_What to produce_
Transcribe all the entries word for word, but omit the images.

(begin)

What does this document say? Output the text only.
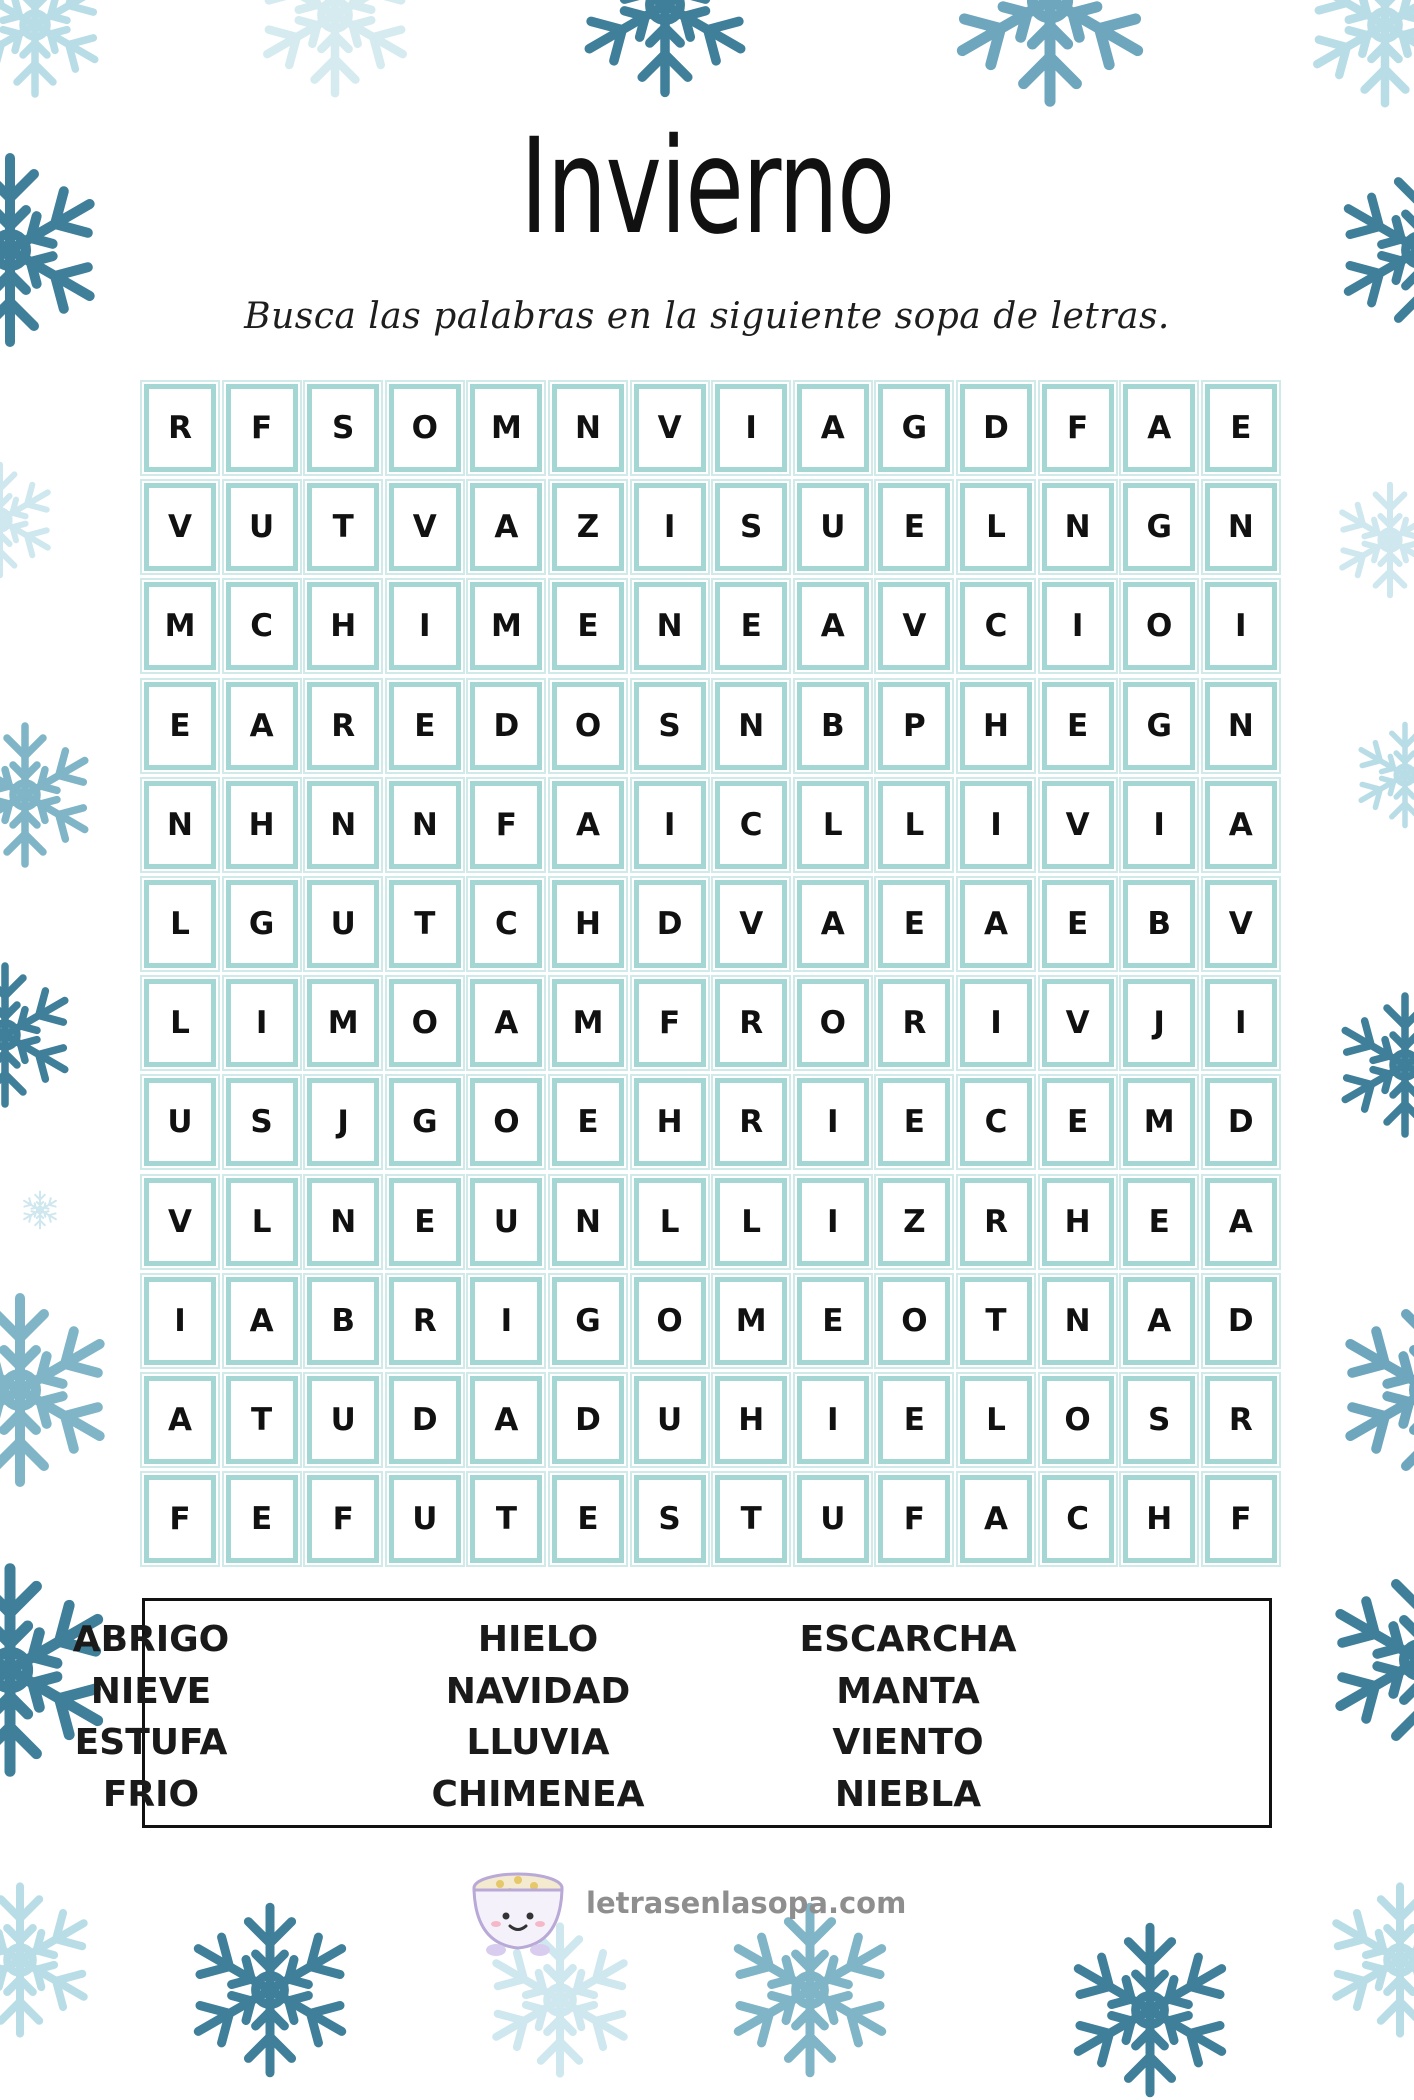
Invierno
Busca las palabras en la siguiente sopa de letras.
R	F	S	O	M	N	V	I	A	G	D	F	A	E
V	U	T	V	A	Z	I	S	U	E	L	N	G	N
M	C	H	I	M	E	N	E	A	V	C	I	O	I
E	A	R	E	D	O	S	N	B	P	H	E	G	N
N	H	N	N	F	A	I	C	L	L	I	V	I	A
L	G	U	T	C	H	D	V	A	E	A	E	B	V
L	I	M	O	A	M	F	R	O	R	I	V	J	I
U	S	J	G	O	E	H	R	I	E	C	E	M	D
V	L	N	E	U	N	L	L	I	Z	R	H	E	A
I	A	B	R	I	G	O	M	E	O	T	N	A	D
A	T	U	D	A	D	U	H	I	E	L	O	S	R
F	E	F	U	T	E	S	T	U	F	A	C	H	F
ABRIGO	HIELO	ESCARCHA
NIEVE	NAVIDAD	MANTA
ESTUFA	LLUVIA	VIENTO
FRIO	CHIMENEA	NIEBLA
letrasenlasopa.com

(end)

_Correct result_
What does this document say? Output the text only.
Invierno
Busca las palabras en la siguiente sopa de letras.
R	F	S	O	M	N	V	I	A	G	D	F	A	E
V	U	T	V	A	Z	I	S	U	E	L	N	G	N
M	C	H	I	M	E	N	E	A	V	C	I	O	I
E	A	R	E	D	O	S	N	B	P	H	E	G	N
N	H	N	N	F	A	I	C	L	L	I	V	I	A
L	G	U	T	C	H	D	V	A	E	A	E	B	V
L	I	M	O	A	M	F	R	O	R	I	V	J	I
U	S	J	G	O	E	H	R	I	E	C	E	M	D
V	L	N	E	U	N	L	L	I	Z	R	H	E	A
I	A	B	R	I	G	O	M	E	O	T	N	A	D
A	T	U	D	A	D	U	H	I	E	L	O	S	R
F	E	F	U	T	E	S	T	U	F	A	C	H	F
ABRIGO	HIELO	ESCARCHA
NIEVE	NAVIDAD	MANTA
ESTUFA	LLUVIA	VIENTO
FRIO	CHIMENEA	NIEBLA
letrasenlasopa.com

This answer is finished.